::: Exercise materials

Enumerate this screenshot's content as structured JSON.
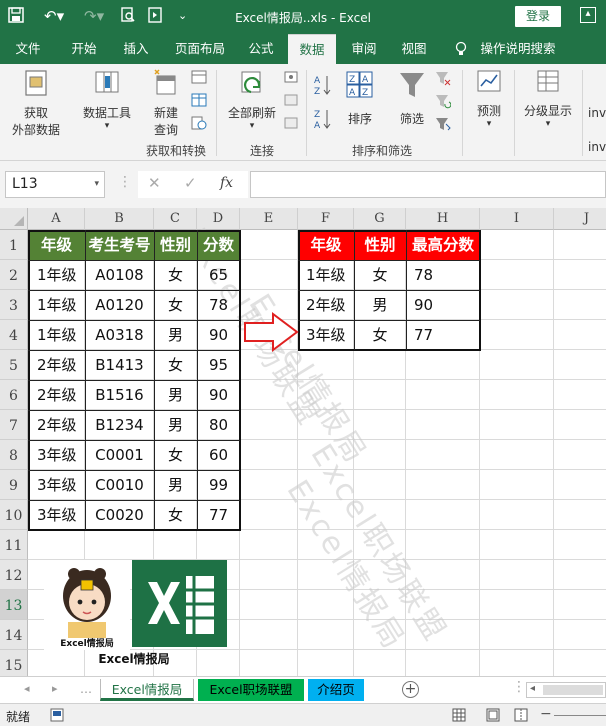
{
  "titlebar": {
    "title": "Excel情报局..xls  -  Excel",
    "login": "登录"
  },
  "tabs": [
    "文件",
    "开始",
    "插入",
    "页面布局",
    "公式",
    "数据",
    "审阅",
    "视图",
    "操作说明搜索"
  ],
  "active_tab": "数据",
  "ribbon": {
    "get_data": [
      "获取",
      "外部数据"
    ],
    "data_tools": "数据工具",
    "new_query": [
      "新建",
      "查询"
    ],
    "group_get": "获取和转换",
    "refresh_all": "全部刷新",
    "group_connect": "连接",
    "sort": "排序",
    "filter": "筛选",
    "group_sort": "排序和筛选",
    "forecast": "预测",
    "outline": "分级显示",
    "inv1": "inv",
    "inv2": "inv"
  },
  "formula_bar": {
    "name_box": "L13",
    "fx": "fx",
    "formula": ""
  },
  "columns": [
    "A",
    "B",
    "C",
    "D",
    "E",
    "F",
    "G",
    "H",
    "I",
    "J"
  ],
  "rows": [
    "1",
    "2",
    "3",
    "4",
    "5",
    "6",
    "7",
    "8",
    "9",
    "10",
    "11",
    "12",
    "13",
    "14",
    "15"
  ],
  "selected_row": "13",
  "table1": {
    "header": [
      "年级",
      "考生考号",
      "性别",
      "分数"
    ],
    "header_color": "#548235",
    "rows": [
      [
        "1年级",
        "A0108",
        "女",
        "65"
      ],
      [
        "1年级",
        "A0120",
        "女",
        "78"
      ],
      [
        "1年级",
        "A0318",
        "男",
        "90"
      ],
      [
        "2年级",
        "B1413",
        "女",
        "95"
      ],
      [
        "2年级",
        "B1516",
        "男",
        "90"
      ],
      [
        "2年级",
        "B1234",
        "男",
        "80"
      ],
      [
        "3年级",
        "C0001",
        "女",
        "60"
      ],
      [
        "3年级",
        "C0010",
        "男",
        "99"
      ],
      [
        "3年级",
        "C0020",
        "女",
        "77"
      ]
    ]
  },
  "table2": {
    "header": [
      "年级",
      "性别",
      "最高分数"
    ],
    "header_color": "#ff0000",
    "rows": [
      [
        "1年级",
        "女",
        "78"
      ],
      [
        "2年级",
        "男",
        "90"
      ],
      [
        "3年级",
        "女",
        "77"
      ]
    ]
  },
  "logo": {
    "avatar_caption": "Excel情报局",
    "caption": "Excel情报局",
    "excel_color": "#1e7145"
  },
  "watermarks": [
    "Excel职场联盟",
    "Excel情报局",
    "Excel职场联盟",
    "Excel情报局"
  ],
  "sheet_tabs": [
    {
      "label": "Excel情报局",
      "color": "#ffffff",
      "text": "#217346"
    },
    {
      "label": "Excel职场联盟",
      "color": "#00b050",
      "text": "#000000"
    },
    {
      "label": "介绍页",
      "color": "#00b0f0",
      "text": "#000000"
    }
  ],
  "status": {
    "ready": "就绪"
  }
}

::::::

Exercise requirements :: Transcribe every entry word for word, but skip the pictures.

Response ::
Enumerate this screenshot's content as structured JSON.
{
  "titlebar": {
    "title": "Excel情报局..xls  -  Excel",
    "login": "登录"
  },
  "tabs": [
    "文件",
    "开始",
    "插入",
    "页面布局",
    "公式",
    "数据",
    "审阅",
    "视图",
    "操作说明搜索"
  ],
  "active_tab": "数据",
  "ribbon": {
    "get_data": [
      "获取",
      "外部数据"
    ],
    "data_tools": "数据工具",
    "new_query": [
      "新建",
      "查询"
    ],
    "group_get": "获取和转换",
    "refresh_all": "全部刷新",
    "group_connect": "连接",
    "sort": "排序",
    "filter": "筛选",
    "group_sort": "排序和筛选",
    "forecast": "预测",
    "outline": "分级显示",
    "inv1": "inv",
    "inv2": "inv"
  },
  "formula_bar": {
    "name_box": "L13",
    "fx": "fx",
    "formula": ""
  },
  "columns": [
    "A",
    "B",
    "C",
    "D",
    "E",
    "F",
    "G",
    "H",
    "I",
    "J"
  ],
  "rows": [
    "1",
    "2",
    "3",
    "4",
    "5",
    "6",
    "7",
    "8",
    "9",
    "10",
    "11",
    "12",
    "13",
    "14",
    "15"
  ],
  "selected_row": "13",
  "table1": {
    "header": [
      "年级",
      "考生考号",
      "性别",
      "分数"
    ],
    "header_color": "#548235",
    "rows": [
      [
        "1年级",
        "A0108",
        "女",
        "65"
      ],
      [
        "1年级",
        "A0120",
        "女",
        "78"
      ],
      [
        "1年级",
        "A0318",
        "男",
        "90"
      ],
      [
        "2年级",
        "B1413",
        "女",
        "95"
      ],
      [
        "2年级",
        "B1516",
        "男",
        "90"
      ],
      [
        "2年级",
        "B1234",
        "男",
        "80"
      ],
      [
        "3年级",
        "C0001",
        "女",
        "60"
      ],
      [
        "3年级",
        "C0010",
        "男",
        "99"
      ],
      [
        "3年级",
        "C0020",
        "女",
        "77"
      ]
    ]
  },
  "table2": {
    "header": [
      "年级",
      "性别",
      "最高分数"
    ],
    "header_color": "#ff0000",
    "rows": [
      [
        "1年级",
        "女",
        "78"
      ],
      [
        "2年级",
        "男",
        "90"
      ],
      [
        "3年级",
        "女",
        "77"
      ]
    ]
  },
  "logo": {
    "avatar_caption": "Excel情报局",
    "caption": "Excel情报局",
    "excel_color": "#1e7145"
  },
  "watermarks": [
    "Excel职场联盟",
    "Excel情报局",
    "Excel职场联盟",
    "Excel情报局"
  ],
  "sheet_tabs": [
    {
      "label": "Excel情报局",
      "color": "#ffffff",
      "text": "#217346"
    },
    {
      "label": "Excel职场联盟",
      "color": "#00b050",
      "text": "#000000"
    },
    {
      "label": "介绍页",
      "color": "#00b0f0",
      "text": "#000000"
    }
  ],
  "status": {
    "ready": "就绪"
  }
}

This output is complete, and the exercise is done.